• _Aim_
Each entry below must be repeated word for word.

• _Records contained in a dataset_
** Start **

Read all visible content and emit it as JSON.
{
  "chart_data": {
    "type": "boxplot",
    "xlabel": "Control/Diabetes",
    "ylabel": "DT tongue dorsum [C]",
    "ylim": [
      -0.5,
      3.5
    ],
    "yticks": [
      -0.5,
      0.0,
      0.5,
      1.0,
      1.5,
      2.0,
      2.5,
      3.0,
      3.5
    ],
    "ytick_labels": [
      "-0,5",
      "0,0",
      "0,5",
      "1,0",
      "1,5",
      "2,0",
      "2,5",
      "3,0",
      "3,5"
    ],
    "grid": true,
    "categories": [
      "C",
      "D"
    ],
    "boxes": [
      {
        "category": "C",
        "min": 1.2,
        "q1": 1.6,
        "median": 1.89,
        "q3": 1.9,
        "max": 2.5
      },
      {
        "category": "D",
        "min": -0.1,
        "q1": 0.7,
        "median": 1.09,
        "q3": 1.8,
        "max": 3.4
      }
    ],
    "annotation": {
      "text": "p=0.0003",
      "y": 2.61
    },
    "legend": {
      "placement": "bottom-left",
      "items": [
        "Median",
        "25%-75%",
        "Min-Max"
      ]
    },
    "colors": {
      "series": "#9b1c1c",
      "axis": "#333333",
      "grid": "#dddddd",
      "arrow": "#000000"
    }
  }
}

** End **

• _The solution_
Read all visible content and emit it as JSON.
{
  "chart_data": {
    "type": "boxplot",
    "xlabel": "Control/Diabetes",
    "ylabel": "DT tongue dorsum [C]",
    "ylim": [
      -0.5,
      3.5
    ],
    "yticks": [
      -0.5,
      0.0,
      0.5,
      1.0,
      1.5,
      2.0,
      2.5,
      3.0,
      3.5
    ],
    "ytick_labels": [
      "-0,5",
      "0,0",
      "0,5",
      "1,0",
      "1,5",
      "2,0",
      "2,5",
      "3,0",
      "3,5"
    ],
    "grid": true,
    "categories": [
      "C",
      "D"
    ],
    "boxes": [
      {
        "category": "C",
        "min": 1.2,
        "q1": 1.6,
        "median": 1.89,
        "q3": 1.9,
        "max": 2.5
      },
      {
        "category": "D",
        "min": -0.1,
        "q1": 0.7,
        "median": 1.09,
        "q3": 1.8,
        "max": 3.4
      }
    ],
    "annotation": {
      "text": "p=0.0003",
      "y": 2.61
    },
    "legend": {
      "placement": "bottom-left",
      "items": [
        "Median",
        "25%-75%",
        "Min-Max"
      ]
    },
    "colors": {
      "series": "#9b1c1c",
      "axis": "#333333",
      "grid": "#dddddd",
      "arrow": "#000000"
    }
  }
}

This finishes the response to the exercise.